Convert these lines into a JSON list of strings, one string per line, omitting blank lines and the picture lines. Cover all the records.

[Image layout annotations]
··········

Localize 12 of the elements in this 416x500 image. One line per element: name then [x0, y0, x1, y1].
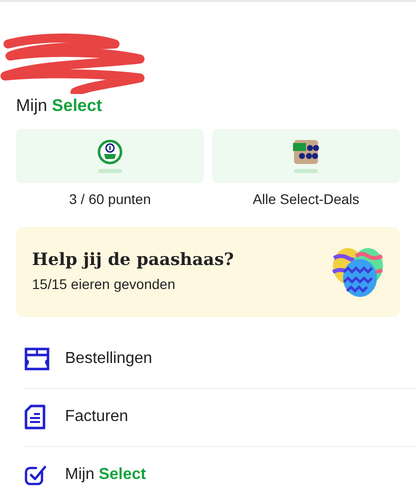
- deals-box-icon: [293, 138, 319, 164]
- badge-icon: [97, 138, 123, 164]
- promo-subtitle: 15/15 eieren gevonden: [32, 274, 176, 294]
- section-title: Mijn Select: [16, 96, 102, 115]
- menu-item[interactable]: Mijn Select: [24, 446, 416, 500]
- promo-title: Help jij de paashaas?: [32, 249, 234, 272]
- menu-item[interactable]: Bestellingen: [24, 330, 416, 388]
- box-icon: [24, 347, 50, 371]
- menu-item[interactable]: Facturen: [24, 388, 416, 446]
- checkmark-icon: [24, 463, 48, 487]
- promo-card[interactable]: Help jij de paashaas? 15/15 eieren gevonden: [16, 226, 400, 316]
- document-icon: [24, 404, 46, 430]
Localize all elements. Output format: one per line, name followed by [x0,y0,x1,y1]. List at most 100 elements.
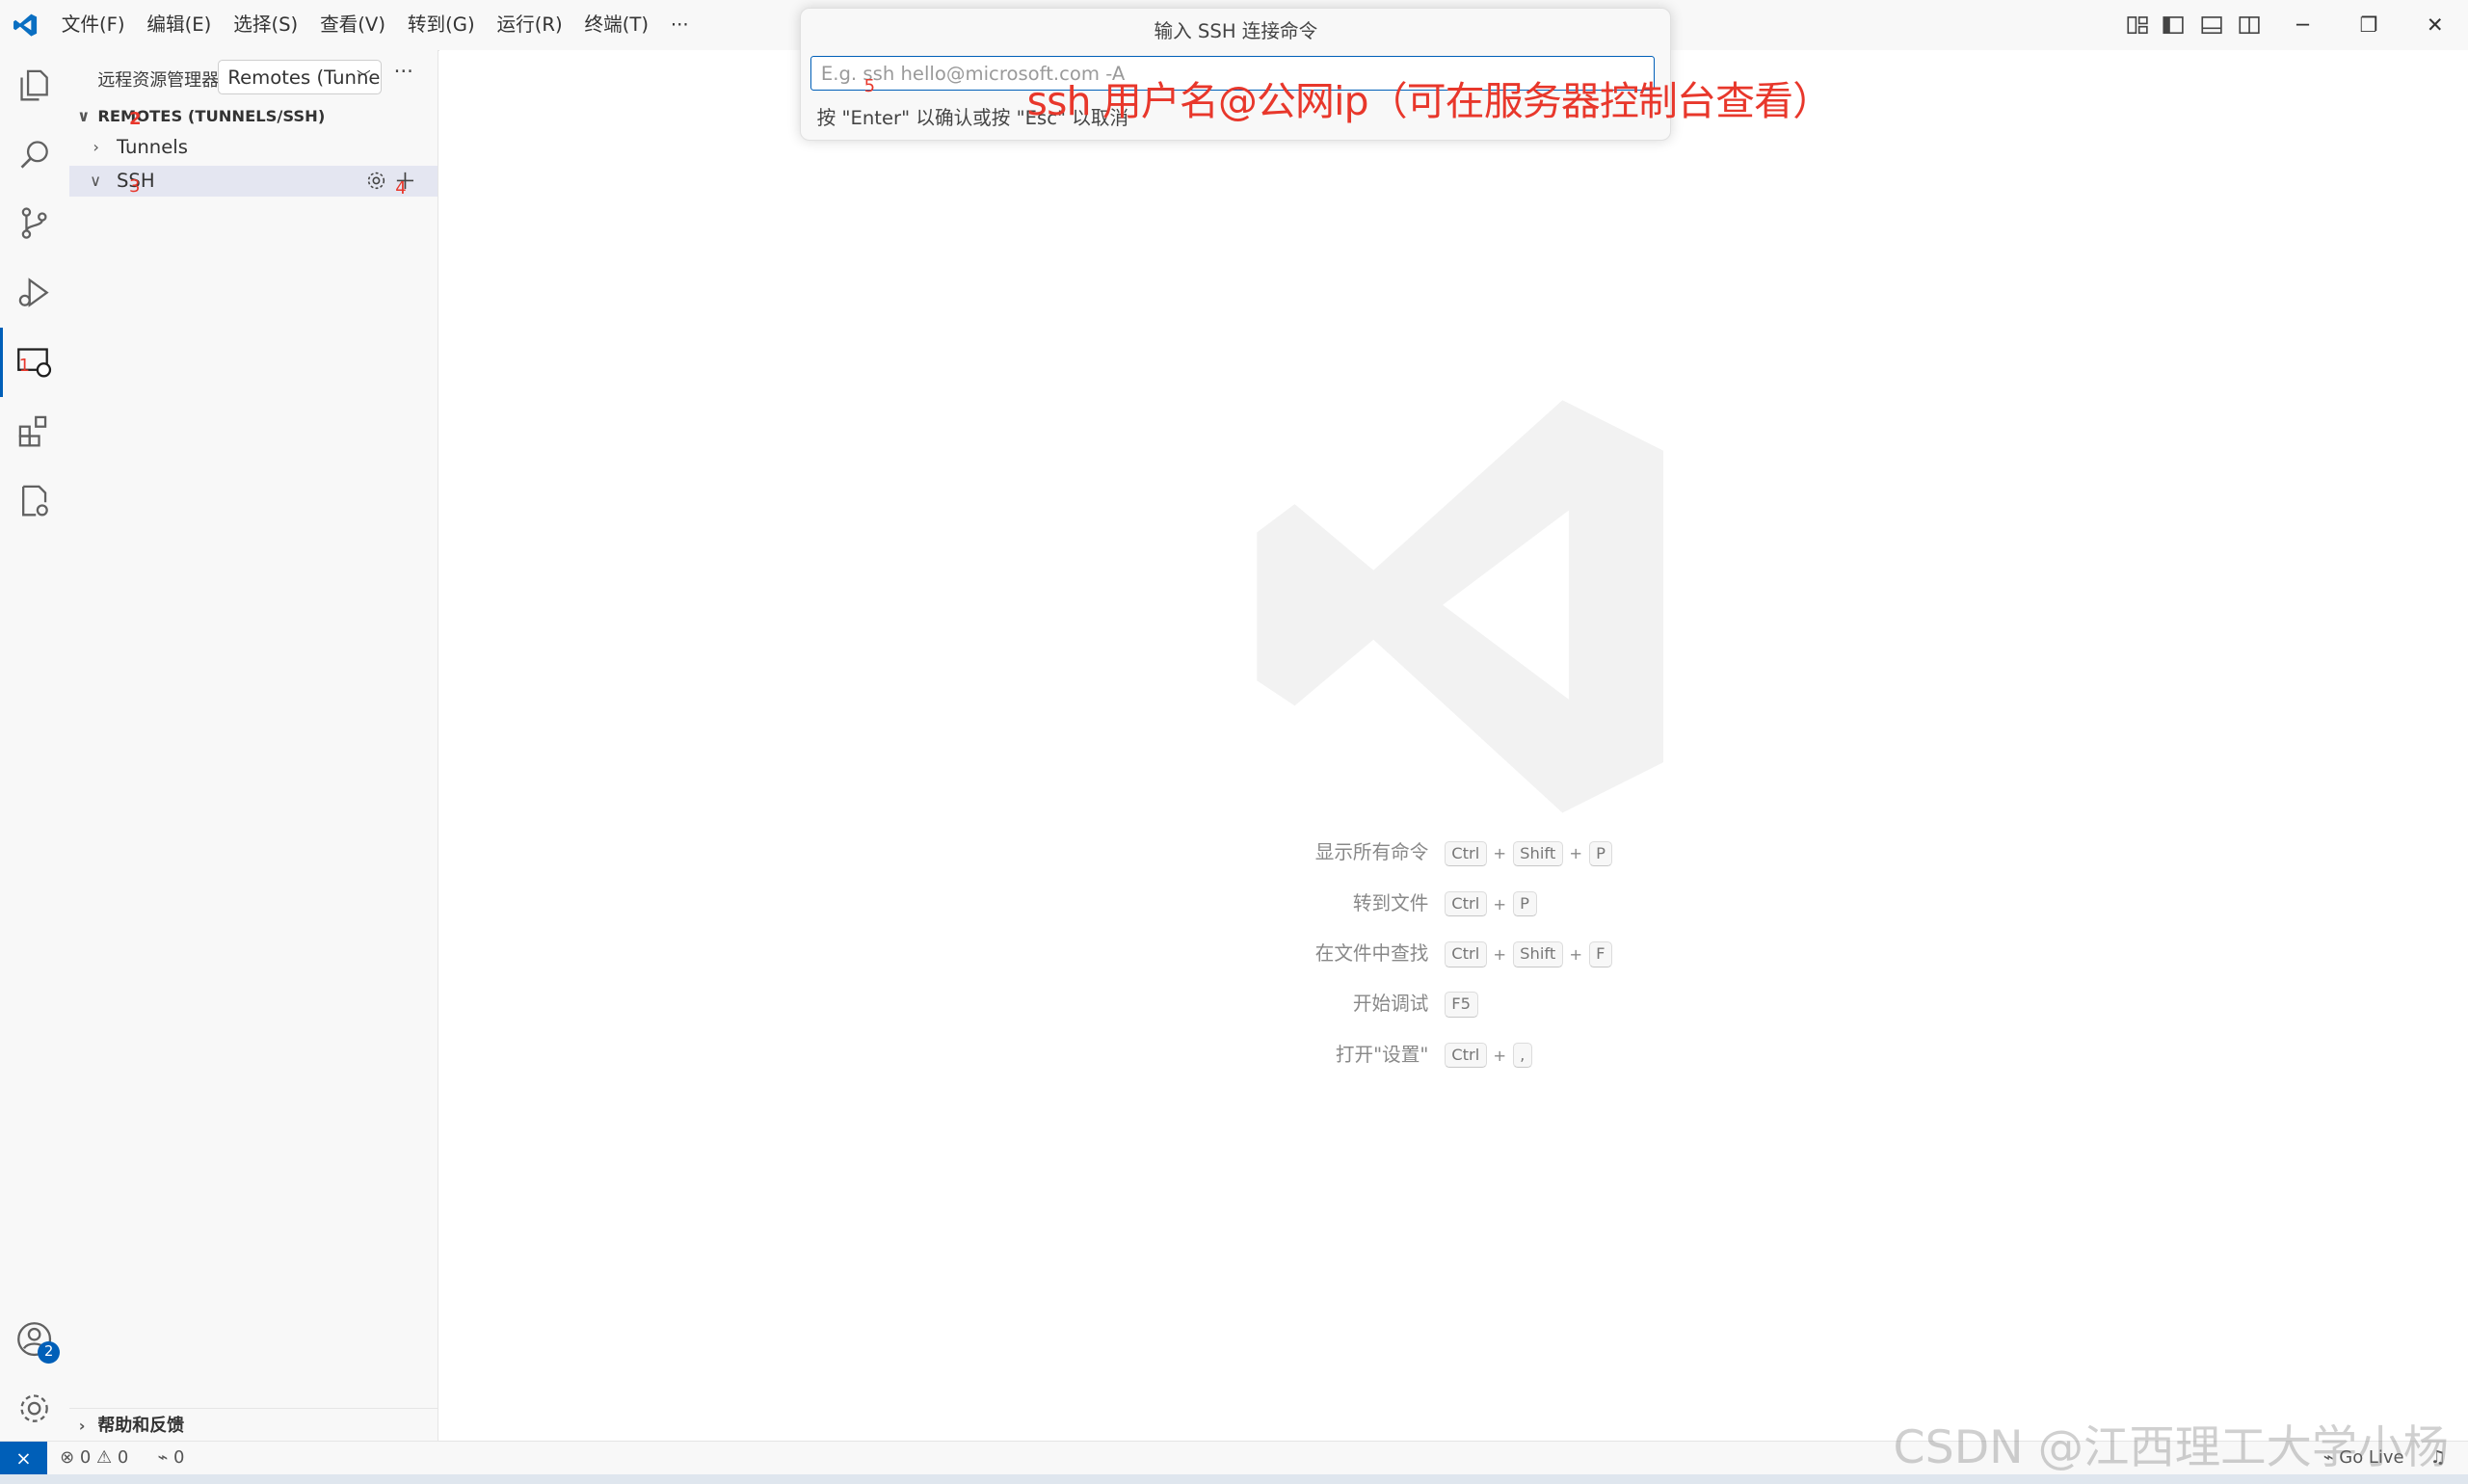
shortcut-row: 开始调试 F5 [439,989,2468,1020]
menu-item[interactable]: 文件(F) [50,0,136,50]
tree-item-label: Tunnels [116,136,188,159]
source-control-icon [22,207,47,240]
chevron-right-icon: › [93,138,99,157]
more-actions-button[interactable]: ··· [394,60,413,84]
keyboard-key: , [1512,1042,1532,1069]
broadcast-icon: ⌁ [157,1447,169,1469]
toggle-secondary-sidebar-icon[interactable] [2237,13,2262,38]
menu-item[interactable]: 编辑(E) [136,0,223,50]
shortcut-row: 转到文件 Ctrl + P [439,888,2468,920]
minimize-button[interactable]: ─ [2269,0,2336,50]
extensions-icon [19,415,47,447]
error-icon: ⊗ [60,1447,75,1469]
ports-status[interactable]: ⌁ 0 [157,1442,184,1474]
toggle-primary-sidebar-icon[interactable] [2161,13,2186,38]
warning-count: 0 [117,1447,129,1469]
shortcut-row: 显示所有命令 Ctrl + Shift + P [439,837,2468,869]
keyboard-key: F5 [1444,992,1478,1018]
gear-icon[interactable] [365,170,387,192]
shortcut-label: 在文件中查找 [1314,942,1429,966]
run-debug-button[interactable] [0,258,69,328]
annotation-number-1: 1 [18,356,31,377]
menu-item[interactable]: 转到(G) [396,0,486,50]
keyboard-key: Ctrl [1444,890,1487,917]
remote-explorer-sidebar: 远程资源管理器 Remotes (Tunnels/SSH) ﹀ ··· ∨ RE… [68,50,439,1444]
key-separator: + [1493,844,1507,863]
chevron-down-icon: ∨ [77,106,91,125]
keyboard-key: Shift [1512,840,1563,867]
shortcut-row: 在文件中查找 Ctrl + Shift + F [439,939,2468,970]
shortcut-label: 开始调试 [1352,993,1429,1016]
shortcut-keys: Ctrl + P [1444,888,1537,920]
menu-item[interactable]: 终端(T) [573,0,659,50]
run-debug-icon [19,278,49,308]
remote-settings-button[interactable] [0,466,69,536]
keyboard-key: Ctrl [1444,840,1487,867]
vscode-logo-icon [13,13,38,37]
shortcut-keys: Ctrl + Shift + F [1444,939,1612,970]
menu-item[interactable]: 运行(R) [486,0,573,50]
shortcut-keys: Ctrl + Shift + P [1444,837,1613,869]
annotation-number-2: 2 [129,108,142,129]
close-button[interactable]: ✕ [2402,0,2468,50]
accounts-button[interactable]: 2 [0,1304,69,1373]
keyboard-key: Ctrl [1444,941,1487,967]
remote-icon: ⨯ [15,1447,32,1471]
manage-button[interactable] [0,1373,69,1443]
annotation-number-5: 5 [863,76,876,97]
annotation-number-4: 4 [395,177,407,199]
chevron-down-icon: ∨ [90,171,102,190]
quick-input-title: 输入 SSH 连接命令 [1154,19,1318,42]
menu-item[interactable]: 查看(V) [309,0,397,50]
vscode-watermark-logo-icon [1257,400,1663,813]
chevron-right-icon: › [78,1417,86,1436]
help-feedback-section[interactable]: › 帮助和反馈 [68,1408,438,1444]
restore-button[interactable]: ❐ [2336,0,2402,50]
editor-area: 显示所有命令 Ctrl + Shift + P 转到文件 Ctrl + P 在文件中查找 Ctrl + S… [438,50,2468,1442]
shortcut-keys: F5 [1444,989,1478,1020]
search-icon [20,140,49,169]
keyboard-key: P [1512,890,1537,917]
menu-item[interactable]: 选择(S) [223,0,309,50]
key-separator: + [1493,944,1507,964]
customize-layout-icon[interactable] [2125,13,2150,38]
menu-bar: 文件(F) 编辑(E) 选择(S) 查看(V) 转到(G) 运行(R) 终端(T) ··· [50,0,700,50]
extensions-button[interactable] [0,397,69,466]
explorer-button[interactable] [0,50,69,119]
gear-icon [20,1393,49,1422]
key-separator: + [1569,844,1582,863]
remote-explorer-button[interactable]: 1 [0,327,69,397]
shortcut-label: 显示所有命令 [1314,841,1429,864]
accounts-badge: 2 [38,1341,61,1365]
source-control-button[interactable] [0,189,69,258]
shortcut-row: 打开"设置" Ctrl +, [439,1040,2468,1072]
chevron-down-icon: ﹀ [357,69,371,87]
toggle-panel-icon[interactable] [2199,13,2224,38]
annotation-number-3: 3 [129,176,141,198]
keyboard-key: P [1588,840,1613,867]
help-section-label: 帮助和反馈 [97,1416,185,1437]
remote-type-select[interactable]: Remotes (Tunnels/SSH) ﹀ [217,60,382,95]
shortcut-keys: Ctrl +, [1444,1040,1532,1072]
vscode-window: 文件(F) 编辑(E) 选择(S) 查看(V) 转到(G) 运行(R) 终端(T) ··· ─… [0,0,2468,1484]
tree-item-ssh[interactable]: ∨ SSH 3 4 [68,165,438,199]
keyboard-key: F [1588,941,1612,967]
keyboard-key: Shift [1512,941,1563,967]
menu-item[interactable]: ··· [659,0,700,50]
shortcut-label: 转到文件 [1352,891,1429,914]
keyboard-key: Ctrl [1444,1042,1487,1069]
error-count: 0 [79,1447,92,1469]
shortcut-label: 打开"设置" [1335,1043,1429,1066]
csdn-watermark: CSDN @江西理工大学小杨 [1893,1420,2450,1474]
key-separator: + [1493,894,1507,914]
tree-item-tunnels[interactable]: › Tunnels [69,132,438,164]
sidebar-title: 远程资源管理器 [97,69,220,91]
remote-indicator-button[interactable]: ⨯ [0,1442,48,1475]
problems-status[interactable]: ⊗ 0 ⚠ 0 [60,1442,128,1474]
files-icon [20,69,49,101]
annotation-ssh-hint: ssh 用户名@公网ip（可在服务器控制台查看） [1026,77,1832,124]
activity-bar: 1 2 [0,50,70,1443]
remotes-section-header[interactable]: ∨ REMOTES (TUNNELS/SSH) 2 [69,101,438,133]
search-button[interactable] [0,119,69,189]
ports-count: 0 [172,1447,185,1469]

··········

_Output of the exercise_
[
  "Localize 12 of the elements in this 416x500 image. One line per element: name then [x0, y0, x1, y1].",
  "- deals-box-icon: [293, 138, 319, 164]",
  "- badge-icon: [97, 138, 123, 164]",
  "- promo-subtitle: 15/15 eieren gevonden: [32, 274, 176, 294]",
  "- section-title: Mijn Select: [16, 96, 102, 115]",
  "- menu-item[interactable]: Mijn Select: [24, 446, 416, 500]",
  "- promo-title: Help jij de paashaas?: [32, 249, 234, 272]",
  "- menu-item[interactable]: Bestellingen: [24, 330, 416, 388]",
  "- box-icon: [24, 347, 50, 371]",
  "- menu-item[interactable]: Facturen: [24, 388, 416, 446]",
  "- checkmark-icon: [24, 463, 48, 487]",
  "- promo-card[interactable]: Help jij de paashaas? 15/15 eieren gevonden: [16, 226, 400, 316]",
  "- document-icon: [24, 404, 46, 430]",
  "Localize all elements. Output format: one per line, name followed by [x0,y0,x1,y1]. List at most 100 elements.",
  "shortcut-row: 开始调试 F5 [439,989,2468,1020]",
  "menu-item[interactable]: 文件(F) [50,0,136,50]",
  "tree-item-label: Tunnels [116,136,188,159]",
  "source-control-icon [22,207,47,240]",
  "chevron-right-icon: › [93,138,99,157]",
  "more-actions-button[interactable]: ··· [394,60,413,84]",
  "keyboard-key: , [1512,1042,1532,1069]",
  "broadcast-icon: ⌁ [157,1447,169,1469]",
  "toggle-secondary-sidebar-icon[interactable] [2237,13,2262,38]",
  "menu-item[interactable]: 编辑(E) [136,0,223,50]",
  "shortcut-row: 转到文件 Ctrl + P [439,888,2468,920]",
  "minimize-button[interactable]: ─ [2269,0,2336,50]",
  "extensions-icon [19,415,47,447]",
  "error-icon: ⊗ [60,1447,75,1469]",
  "ports-status[interactable]: ⌁ 0 [157,1442,184,1474]",
  "toggle-primary-sidebar-icon[interactable] [2161,13,2186,38]",
  "warning-count: 0 [117,1447,129,1469]",
  "shortcut-row: 显示所有命令 Ctrl + Shift + P [439,837,2468,869]",
  "keyboard-key: F5 [1444,992,1478,1018]",
  "gear-icon[interactable] [365,170,387,192]",
  "shortcut-label: 在文件中查找 [1314,942,1429,966]",
  "run-debug-button[interactable] [0,258,69,328]",
  "annotation-number-1: 1 [18,356,31,377]",
  "menu-item[interactable]: 转到(G) [396,0,486,50]",
  "keyboard-key: Ctrl [1444,890,1487,917]",
  "remote-explorer-sidebar: 远程资源管理器 Remotes (Tunnels/SSH) ﹀ ··· ∨ RE… [68,50,439,1444]",
  "key-separator: + [1493,844,1507,863]",
  "chevron-down-icon: ∨ [77,106,91,125]",
  "keyboard-key: Shift [1512,840,1563,867]",
  "shortcut-row: 在文件中查找 Ctrl + Shift + F [439,939,2468,970]",
  "shortcut-label: 开始调试 [1352,993,1429,1016]",
  "shortcut-keys: Ctrl + P [1444,888,1537,920]",
  "menu-item[interactable]: 终端(T) [573,0,659,50]",
  "run-debug-icon [19,278,49,308]",
  "remote-settings-button[interactable] [0,466,69,536]",
  "keyboard-key: Ctrl [1444,840,1487,867]",
  "vscode-logo-icon [13,13,38,37]",
  "shortcut-keys: Ctrl + Shift + F [1444,939,1612,970]",
  "menu-item[interactable]: 运行(R) [486,0,573,50]",
  "shortcut-keys: Ctrl + Shift + P [1444,837,1613,869]",
  "annotation-number-2: 2 [129,108,142,129]",
  "close-button[interactable]: ✕ [2402,0,2468,50]",
  "accounts-button[interactable]: 2 [0,1304,69,1373]",
  "keyboard-key: Ctrl [1444,941,1487,967]",
  "remote-icon: ⨯ [15,1447,32,1471]",
  "manage-button[interactable] [0,1373,69,1443]",
  "annotation-number-5: 5 [863,76,876,97]",
  "annotation-number-4: 4 [395,177,407,199]",
  "chevron-down-icon: ∨ [90,171,102,190]",
  "quick-input-title: 输入 SSH 连接命令 [1154,19,1318,42]",
  "menu-item[interactable]: 查看(V) [309,0,397,50]",
  "vscode-watermark-logo-icon [1257,400,1663,813]",
  "chevron-right-icon: › [78,1417,86,1436]",
  "help-feedback-section[interactable]: › 帮助和反馈 [68,1408,438,1444]",
  "restore-button[interactable]: ❐ [2336,0,2402,50]",
  "editor-area: 显示所有命令 Ctrl + Shift + P 转到文件 Ctrl + P 在文件中查找 Ctrl + S… [438,50,2468,1442]",
  "shortcut-keys: F5 [1444,989,1478,1020]",
  "search-icon [20,140,49,169]",
  "keyboard-key: P [1512,890,1537,917]",
  "menu-item[interactable]: 选择(S) [223,0,309,50]",
  "key-separator: + [1493,944,1507,964]",
  "customize-layout-icon[interactable] [2125,13,2150,38]",
  "menu-bar: 文件(F) 编辑(E) 选择(S) 查看(V) 转到(G) 运行(R) 终端(T) ··· [50,0,700,50]",
  "extensions-button[interactable] [0,397,69,466]",
  "explorer-button[interactable] [0,50,69,119]",
  "gear-icon [20,1393,49,1422]",
  "key-separator: + [1569,844,1582,863]",
  "remote-explorer-button[interactable]: 1 [0,327,69,397]",
  "shortcut-label: 显示所有命令 [1314,841,1429,864]",
  "accounts-badge: 2 [38,1341,61,1365]",
  "source-control-button[interactable] [0,189,69,258]",
  "shortcut-row: 打开\"设置\" Ctrl +, [439,1040,2468,1072]",
  "chevron-down-icon: ﹀ [357,69,371,87]",
  "toggle-panel-icon[interactable] [2199,13,2224,38]",
  "annotation-number-3: 3 [129,176,141,198]",
  "keyboard-key: P [1588,840,1613,867]",
  "help-section-label: 帮助和反馈 [97,1416,185,1437]",
  "remote-type-select[interactable]: Remotes (Tunnels/SSH) ﹀ [217,60,382,95]",
  "shortcut-keys: Ctrl +, [1444,1040,1532,1072]",
  "vscode-window: 文件(F) 编辑(E) 选择(S) 查看(V) 转到(G) 运行(R) 终端(T) ··· ─… [0,0,2468,1484]",
  "tree-item-ssh[interactable]: ∨ SSH 3 4 [68,165,438,199]",
  "keyboard-key: F [1588,941,1612,967]",
  "keyboard-key: Shift [1512,941,1563,967]",
  "menu-item[interactable]: ··· [659,0,700,50]",
  "shortcut-label: 转到文件 [1352,891,1429,914]",
  "keyboard-key: Ctrl [1444,1042,1487,1069]",
  "error-count: 0 [79,1447,92,1469]",
  "shortcut-label: 打开\"设置\" [1335,1043,1429,1066]",
  "csdn-watermark: CSDN @江西理工大学小杨 [1893,1420,2450,1474]",
  "key-separator: + [1493,894,1507,914]",
  "tree-item-tunnels[interactable]: › Tunnels [69,132,438,164]",
  "sidebar-title: 远程资源管理器 [97,69,220,91]",
  "remote-indicator-button[interactable]: ⨯ [0,1442,48,1475]",
  "problems-status[interactable]: ⊗ 0 ⚠ 0 [60,1442,128,1474]",
  "files-icon [20,69,49,101]",
  "annotation-ssh-hint: ssh 用户名@公网ip（可在服务器控制台查看） [1026,77,1832,124]",
  "activity-bar: 1 2 [0,50,70,1443]",
  "remotes-section-header[interactable]: ∨ REMOTES (TUNNELS/SSH) 2 [69,101,438,133]",
  "search-button[interactable] [0,119,69,189]",
  "ports-count: 0 [172,1447,185,1469]"
]